Павсаний видел сотни картин на батальные и мифологические темы, бесконечное множество статуй знаменитых кулачных бойцов, борцов и бегунов, а также портретов поэтов, драматургов и музыкантов. Чтобы помочь перегруженным обилием информации туристам, он выделил несколько действительно выдающихся, наиболее заслуживающих внимания произведений искусства. Возглавляли список великолепная статуя Афины в Парфеноне высотой почти 12 метров, статуя Диониса из золота и слоновой кости на афинской агоре, а также скульптуры Пегаса и морского чудовища в Коринфе. (Между прочим, город Коринф также славился своими миловидными гетерами.) Святой Павел писал об этой туристической достопримечательности в своих письмах из Коринфа, где останавливался у изготовителей тентов, сооружавших навесы для зрителей на Истмийских играх. Знаменитые статуи близ Олимпии Павсаний оценил очень невысоко: «Обе эти статуи сделаны без всякого искусства: статуя Зевса… похожа на пирамиду, а статуя Артемиды – на колонну».
На Коринфском заливе близ Патр Павсаний нашел «во всех отношениях очень приятное место в летнюю пору». Он заметил, что «женщин в Патрах вдвое больше, чем мужчин, причем Афродита одарила их красотой больше, чем других». Эти женщины искусно ткали тонкие материи из хлопка и льна, а декоративные головные повязки и платья из Патр были популярными сувенирами. В этих местах Павсаний обращался как минимум к трем оракулам-предсказателям и услышал волшебную историю о человеке, который безнадежно влюбился в неверную водяную деву, обитавшую в реке Селемн. Купание в этой реке, уверяли Павсания проводники, могло заставить забыть несчастную страсть. «Если есть правда в этом рассказе, то вода Селемна для людей дороже великих богатств», – заметил он. Открытые Павсанием прелести побережья близ Патр, любовь Тиберия к вольтам (вечерним прогулкам) с жителями Родоса и восхождение Страбона на Акрокоринф ради захватывающих видов напоминают нам, что, помимо славных древностей и волнующей истории, именно этот проблеск настоящей Греции и уникальный, нешаблонный туристический опыт и есть то, что каждый посетитель надеется сохранить для себя в качестве личного сувенира.
К III веку ухудшение экономических и социальных условий, не говоря уже о нашествиях варварских орд, сделало развлекательные путешествия по Средиземноморью слишком рискованным для большинства людей. После трех веков относительно безопасных путешествий под эгидой римского мира прошло еще более тысячи лет, прежде чем филэллины снова начали совершать гранд-туры в Грецию, чтобы удовлетворить свое любопытство, и в поисках истории и приключений.

:: Извлечённые записи ::
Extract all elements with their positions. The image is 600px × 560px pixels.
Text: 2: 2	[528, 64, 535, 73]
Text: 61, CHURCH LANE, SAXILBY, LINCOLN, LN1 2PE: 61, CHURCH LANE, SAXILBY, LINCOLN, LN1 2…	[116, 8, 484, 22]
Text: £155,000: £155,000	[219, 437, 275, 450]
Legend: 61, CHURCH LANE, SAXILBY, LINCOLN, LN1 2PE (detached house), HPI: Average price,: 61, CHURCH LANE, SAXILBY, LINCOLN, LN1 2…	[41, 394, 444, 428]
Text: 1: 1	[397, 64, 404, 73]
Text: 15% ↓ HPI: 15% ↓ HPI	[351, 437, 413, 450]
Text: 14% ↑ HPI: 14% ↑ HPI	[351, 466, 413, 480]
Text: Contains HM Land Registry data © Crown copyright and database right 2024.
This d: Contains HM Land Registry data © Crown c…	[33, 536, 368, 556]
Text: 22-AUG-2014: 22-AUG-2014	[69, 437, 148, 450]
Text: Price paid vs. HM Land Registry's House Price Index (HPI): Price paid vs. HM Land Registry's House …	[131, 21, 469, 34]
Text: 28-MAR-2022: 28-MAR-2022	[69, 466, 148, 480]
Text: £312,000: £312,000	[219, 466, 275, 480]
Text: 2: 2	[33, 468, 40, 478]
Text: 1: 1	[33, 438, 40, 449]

:: Задания ::
a: Перепишите записи от самого начала до строки с «Text: Price paid» включительно, переименовав «HPI» в «PRICE INDEX». Больше ничего не меняйте.
b: Продолжите текст об античных путешествиях по Греции с того места, на котором он заканчивается.
Записи никак не связаны с текстом об античных путешествиях по Греции.

:: Результаты ::
a:
Extract all elements with their positions. The image is 600px × 560px pixels.
Text: 2: 2	[528, 64, 535, 73]
Text: 61, CHURCH LANE, SAXILBY, LINCOLN, LN1 2PE: 61, CHURCH LANE, SAXILBY, LINCOLN, LN1 2…	[116, 8, 484, 22]
Text: £155,000: £155,000	[219, 437, 275, 450]
Legend: 61, CHURCH LANE, SAXILBY, LINCOLN, LN1 2PE (detached house), PRICE INDEX: Average price,: 61, CHURCH LANE, SAXILBY, LINCOLN, LN1 2…	[41, 394, 444, 428]
Text: 1: 1	[397, 64, 404, 73]
Text: 15% ↓ PRICE INDEX: 15% ↓ PRICE INDEX	[351, 437, 413, 450]
Text: 14% ↑ PRICE INDEX: 14% ↑ PRICE INDEX	[351, 466, 413, 480]
Text: Contains HM Land Registry data © Crown copyright and database right 2024.
This d: Contains HM Land Registry data © Crown c…	[33, 536, 368, 556]
Text: 22-AUG-2014: 22-AUG-2014	[69, 437, 148, 450]
Text: Price paid vs. HM Land Registry's House Price Index (PRICE INDEX): Price paid vs. HM Land Registry's House …	[131, 21, 469, 34]

b:
42. Гранд-тур: от лорда Байрона до Зигмунда Фрейда
Первые темные очки были куплены для поездки в залитый солнцем Средиземноморский регион приблизительно в начале XVIII века. А в 1814 году появилось слово «туристы», обозначавшее группы европейцев и американцев, заканчивающих поездкой в Грецию свои гранд-туры. Независимо от того, путешествовали посетители (милорди, как их называли греки) в сопровождении 29 мулов с поклажей, как это делал лорд Байрон, или обходились всего одной лошадью и палаткой, все они соглашались, что их хозяева щедры до неприличия, что мед и кофе восхитительны, хотя вино имеет весьма своеобразный вкус, что насекомые просто отвратительны, пираты и лихорадка изрядно утомляют, а древности производят сильное впечатление, но их обветшалый вид вызывает жалость.
После падения Римской империи, за исключением нескольких сообщений крестоносцев по пути в Святую землю, пейзажи, древности и знаменитое гостеприимство Греции были практически забыты остальным миром до конца XV века. Интерес европейцев к путешествиям в Грецию возродил итальянец Кириак Анконский, которого называли «отцом археологии» эпохи Ренессанса. В середине XV века, за два столетия до начала современной эпохи археологических грабежей, Кириак увлеченно копировал древние надписи и описывал сохранившиеся руины.
Ему принадлежит самый ранний сохранившийся рисунок Парфенона, а его эскиз статуи в Самофракии стал главным образцом портре та Аристотеля. Кириак посе тил Мистру на юге Греции, когда ею еще правил византийский деспот Мореи. В Афинах он наслаждался прекрасным закатом, стоя у подножия полностью сохранившегося на тот момент мавзолея Филопаппа, построенного в 114 году. В храме Зевса Олимпийского он насчитал 21 уцелевшую колонну с архитравами (первоначально их было 104, сегодня осталось только 13). Кириак был не только туристом, но и купцом, поэтому его примеру последовали другие. Во времена Шекспира Греция славилась мальвазией, крепким сладким вином, которое привозили из Монемвасии на Пелопоннесе. В «Ричарде III» Шекспир топит в бочке мальвазии труп герцога Йоркского.
Первые солнцезащитные очки, XVIII–XX вв.
Рисунок Адриенны Мэйор
В XVI веке было издано несколько книг о путешествиях и разговорников, и в Эгейский регион устремился ручеек праздных туристов. В дневнике британца по имени Даллам от 1599 года мы находим зловещий намек на возобновившуюся в Трое охоту за сувенирами: «Я привез домой кусок белой мраморной колонны, который отбил собственными руками, имея при себе хороший молоток».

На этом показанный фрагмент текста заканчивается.